▶ **Stored items from a collection**
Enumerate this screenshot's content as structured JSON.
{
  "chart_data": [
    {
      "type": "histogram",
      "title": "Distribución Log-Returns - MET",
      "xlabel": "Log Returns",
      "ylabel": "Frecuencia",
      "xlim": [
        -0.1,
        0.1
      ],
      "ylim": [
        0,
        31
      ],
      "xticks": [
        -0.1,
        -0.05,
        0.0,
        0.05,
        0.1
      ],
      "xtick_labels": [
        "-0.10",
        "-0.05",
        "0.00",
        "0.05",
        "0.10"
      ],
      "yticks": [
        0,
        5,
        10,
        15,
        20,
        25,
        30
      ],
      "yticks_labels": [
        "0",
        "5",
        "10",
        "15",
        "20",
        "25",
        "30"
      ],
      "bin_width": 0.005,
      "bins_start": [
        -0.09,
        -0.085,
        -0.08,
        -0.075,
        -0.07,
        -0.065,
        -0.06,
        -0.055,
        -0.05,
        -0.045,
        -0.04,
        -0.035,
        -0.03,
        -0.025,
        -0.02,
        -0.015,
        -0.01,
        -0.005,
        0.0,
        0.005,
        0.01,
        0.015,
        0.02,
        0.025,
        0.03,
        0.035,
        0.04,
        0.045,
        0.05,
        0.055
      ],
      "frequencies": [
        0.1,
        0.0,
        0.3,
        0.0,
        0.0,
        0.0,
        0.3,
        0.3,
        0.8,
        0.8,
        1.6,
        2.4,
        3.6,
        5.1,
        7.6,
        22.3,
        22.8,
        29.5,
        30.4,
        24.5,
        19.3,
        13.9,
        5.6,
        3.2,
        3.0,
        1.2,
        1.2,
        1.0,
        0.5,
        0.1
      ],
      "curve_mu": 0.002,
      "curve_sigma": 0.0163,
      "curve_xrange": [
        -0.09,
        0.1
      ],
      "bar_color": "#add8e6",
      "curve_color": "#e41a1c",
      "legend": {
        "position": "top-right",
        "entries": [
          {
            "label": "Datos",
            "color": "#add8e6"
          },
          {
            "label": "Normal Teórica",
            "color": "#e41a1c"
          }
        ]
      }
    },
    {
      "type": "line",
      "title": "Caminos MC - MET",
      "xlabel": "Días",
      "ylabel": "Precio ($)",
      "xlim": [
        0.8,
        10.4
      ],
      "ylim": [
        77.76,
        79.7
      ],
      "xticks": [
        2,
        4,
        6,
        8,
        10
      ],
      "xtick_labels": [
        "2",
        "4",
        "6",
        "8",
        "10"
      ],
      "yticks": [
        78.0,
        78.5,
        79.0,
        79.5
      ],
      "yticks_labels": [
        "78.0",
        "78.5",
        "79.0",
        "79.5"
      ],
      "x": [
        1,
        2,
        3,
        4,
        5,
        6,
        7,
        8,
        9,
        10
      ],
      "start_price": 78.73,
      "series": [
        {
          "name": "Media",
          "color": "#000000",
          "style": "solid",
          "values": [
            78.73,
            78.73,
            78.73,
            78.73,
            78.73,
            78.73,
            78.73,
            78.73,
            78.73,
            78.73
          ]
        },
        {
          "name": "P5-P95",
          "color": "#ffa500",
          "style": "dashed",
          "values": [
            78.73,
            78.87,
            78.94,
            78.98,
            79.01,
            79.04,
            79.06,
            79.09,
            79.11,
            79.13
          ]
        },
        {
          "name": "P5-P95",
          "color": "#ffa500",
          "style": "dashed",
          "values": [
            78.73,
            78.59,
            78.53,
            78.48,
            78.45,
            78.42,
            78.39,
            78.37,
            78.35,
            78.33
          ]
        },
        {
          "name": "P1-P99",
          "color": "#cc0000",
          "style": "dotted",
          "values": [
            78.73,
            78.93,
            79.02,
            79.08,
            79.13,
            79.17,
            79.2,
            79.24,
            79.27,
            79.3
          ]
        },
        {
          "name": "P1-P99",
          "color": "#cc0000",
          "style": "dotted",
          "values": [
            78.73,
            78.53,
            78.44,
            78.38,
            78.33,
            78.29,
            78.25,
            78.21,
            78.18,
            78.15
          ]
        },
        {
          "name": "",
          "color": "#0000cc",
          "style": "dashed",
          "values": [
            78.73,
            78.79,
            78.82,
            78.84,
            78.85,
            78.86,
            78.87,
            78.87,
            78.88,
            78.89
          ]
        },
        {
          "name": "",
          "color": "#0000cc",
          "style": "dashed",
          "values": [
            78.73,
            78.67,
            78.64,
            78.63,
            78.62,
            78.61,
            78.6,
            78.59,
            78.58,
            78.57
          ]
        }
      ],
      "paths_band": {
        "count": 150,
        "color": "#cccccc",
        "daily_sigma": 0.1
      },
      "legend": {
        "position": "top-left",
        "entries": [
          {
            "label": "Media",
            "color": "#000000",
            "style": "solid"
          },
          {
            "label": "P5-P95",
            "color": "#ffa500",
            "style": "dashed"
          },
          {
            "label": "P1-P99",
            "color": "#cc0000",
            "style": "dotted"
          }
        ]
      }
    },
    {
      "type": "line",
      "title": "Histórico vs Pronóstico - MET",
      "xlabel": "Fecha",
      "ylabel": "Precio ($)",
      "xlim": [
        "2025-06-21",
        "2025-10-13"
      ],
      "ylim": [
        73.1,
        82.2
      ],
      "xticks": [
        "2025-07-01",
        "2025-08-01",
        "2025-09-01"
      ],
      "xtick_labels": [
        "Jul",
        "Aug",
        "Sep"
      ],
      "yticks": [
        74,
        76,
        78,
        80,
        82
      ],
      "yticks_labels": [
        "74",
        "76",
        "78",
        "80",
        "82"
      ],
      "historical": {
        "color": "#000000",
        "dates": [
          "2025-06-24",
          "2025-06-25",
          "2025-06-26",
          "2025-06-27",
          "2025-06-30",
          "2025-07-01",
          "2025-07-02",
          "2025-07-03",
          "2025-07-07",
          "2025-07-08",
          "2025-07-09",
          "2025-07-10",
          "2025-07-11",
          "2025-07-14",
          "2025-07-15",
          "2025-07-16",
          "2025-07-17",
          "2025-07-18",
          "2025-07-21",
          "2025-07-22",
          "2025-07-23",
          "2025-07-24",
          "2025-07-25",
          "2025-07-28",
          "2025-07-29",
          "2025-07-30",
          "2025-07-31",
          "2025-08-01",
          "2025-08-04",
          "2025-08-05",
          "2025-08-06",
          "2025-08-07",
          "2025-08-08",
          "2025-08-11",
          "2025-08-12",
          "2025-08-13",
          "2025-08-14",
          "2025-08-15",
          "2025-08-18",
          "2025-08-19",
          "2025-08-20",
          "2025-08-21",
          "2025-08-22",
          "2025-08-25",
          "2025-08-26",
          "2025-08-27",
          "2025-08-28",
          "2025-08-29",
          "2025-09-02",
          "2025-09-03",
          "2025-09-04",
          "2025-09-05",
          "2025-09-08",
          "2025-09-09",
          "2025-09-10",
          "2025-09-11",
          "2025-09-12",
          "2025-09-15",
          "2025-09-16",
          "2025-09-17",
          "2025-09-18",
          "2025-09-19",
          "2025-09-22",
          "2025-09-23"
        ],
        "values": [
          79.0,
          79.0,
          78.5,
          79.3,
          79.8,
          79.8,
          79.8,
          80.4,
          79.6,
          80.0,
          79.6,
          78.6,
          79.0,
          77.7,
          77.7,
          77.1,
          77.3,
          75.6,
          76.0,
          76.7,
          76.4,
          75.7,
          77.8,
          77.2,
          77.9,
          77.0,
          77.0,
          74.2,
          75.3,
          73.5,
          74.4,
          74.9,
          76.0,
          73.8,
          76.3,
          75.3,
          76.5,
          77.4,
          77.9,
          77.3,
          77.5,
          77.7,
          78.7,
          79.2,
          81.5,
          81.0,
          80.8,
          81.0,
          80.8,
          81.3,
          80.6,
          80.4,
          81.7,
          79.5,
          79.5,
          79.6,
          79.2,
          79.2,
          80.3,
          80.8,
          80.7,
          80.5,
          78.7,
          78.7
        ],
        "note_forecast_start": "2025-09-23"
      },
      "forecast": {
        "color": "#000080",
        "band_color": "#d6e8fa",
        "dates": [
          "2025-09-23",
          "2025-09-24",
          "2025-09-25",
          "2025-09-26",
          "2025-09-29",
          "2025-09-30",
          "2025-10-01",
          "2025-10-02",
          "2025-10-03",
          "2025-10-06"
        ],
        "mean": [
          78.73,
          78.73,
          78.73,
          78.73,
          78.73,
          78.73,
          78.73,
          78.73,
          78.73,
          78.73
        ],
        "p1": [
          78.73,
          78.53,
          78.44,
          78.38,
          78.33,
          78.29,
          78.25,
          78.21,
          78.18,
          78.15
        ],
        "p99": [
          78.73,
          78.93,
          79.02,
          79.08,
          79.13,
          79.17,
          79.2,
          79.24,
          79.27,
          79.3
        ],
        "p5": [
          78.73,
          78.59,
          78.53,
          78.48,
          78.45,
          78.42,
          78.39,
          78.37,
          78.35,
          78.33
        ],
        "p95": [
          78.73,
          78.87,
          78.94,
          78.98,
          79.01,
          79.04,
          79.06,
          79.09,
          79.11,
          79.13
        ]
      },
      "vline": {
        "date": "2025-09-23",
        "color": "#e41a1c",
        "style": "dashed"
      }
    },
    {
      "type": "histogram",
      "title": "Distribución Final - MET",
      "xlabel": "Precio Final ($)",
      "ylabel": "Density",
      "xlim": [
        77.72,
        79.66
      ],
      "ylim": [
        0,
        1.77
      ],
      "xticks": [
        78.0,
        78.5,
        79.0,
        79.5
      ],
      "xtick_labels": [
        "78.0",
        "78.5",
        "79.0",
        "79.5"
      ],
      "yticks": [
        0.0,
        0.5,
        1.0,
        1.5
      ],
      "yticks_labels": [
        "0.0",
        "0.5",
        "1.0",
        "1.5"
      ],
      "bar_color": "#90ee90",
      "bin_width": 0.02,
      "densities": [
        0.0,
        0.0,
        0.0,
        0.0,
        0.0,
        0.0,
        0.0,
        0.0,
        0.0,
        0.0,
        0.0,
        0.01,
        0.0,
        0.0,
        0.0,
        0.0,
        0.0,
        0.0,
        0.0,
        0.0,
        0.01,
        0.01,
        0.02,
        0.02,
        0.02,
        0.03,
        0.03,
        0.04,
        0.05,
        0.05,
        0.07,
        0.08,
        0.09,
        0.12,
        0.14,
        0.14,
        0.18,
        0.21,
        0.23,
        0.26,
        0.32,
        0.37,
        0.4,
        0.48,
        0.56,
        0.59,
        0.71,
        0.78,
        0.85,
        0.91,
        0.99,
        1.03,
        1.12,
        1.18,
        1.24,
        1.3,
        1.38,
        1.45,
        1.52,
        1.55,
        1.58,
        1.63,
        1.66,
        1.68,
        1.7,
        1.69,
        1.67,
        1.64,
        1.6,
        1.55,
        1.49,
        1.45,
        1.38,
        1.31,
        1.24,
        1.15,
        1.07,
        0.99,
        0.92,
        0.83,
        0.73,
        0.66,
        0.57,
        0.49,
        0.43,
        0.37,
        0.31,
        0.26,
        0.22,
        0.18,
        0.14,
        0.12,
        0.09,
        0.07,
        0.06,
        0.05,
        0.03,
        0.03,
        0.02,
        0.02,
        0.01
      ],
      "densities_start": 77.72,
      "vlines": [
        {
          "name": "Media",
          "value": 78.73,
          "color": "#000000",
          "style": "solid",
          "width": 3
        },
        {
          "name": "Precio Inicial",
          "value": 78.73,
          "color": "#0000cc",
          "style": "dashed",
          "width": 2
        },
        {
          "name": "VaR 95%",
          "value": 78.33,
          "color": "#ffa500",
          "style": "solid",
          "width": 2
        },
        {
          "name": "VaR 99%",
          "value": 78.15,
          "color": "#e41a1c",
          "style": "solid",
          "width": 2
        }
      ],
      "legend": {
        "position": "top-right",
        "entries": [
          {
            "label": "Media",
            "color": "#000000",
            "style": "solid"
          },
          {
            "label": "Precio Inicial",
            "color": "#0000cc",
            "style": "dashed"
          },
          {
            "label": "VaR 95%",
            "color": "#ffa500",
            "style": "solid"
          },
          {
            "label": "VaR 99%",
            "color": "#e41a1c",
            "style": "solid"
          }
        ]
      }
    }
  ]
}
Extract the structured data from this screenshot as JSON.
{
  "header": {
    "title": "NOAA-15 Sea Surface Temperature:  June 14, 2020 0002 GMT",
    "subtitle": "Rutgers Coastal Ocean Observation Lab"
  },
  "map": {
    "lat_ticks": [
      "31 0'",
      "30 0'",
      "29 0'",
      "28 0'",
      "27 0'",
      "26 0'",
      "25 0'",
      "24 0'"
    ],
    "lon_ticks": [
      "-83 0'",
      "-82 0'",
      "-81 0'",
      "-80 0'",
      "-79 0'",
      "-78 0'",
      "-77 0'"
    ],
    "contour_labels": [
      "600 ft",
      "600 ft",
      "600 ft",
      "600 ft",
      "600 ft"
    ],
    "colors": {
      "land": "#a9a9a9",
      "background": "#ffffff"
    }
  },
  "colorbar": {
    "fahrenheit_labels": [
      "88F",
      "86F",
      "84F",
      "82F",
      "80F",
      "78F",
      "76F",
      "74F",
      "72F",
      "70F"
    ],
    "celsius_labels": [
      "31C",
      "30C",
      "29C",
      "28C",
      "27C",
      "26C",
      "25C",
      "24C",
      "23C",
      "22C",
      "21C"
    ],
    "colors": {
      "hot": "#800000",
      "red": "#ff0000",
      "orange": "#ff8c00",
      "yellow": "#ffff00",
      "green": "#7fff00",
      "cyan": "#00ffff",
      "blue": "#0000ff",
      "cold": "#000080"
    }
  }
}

▶ **PROBLEM STATEMENT**
Pull out every line in the data above that has the word "ylabel".

▶ **RESULT FOR THIS TASK**
      "ylabel": "Frecuencia",
      "ylabel": "Precio ($)",
      "ylabel": "Precio ($)",
      "ylabel": "Density",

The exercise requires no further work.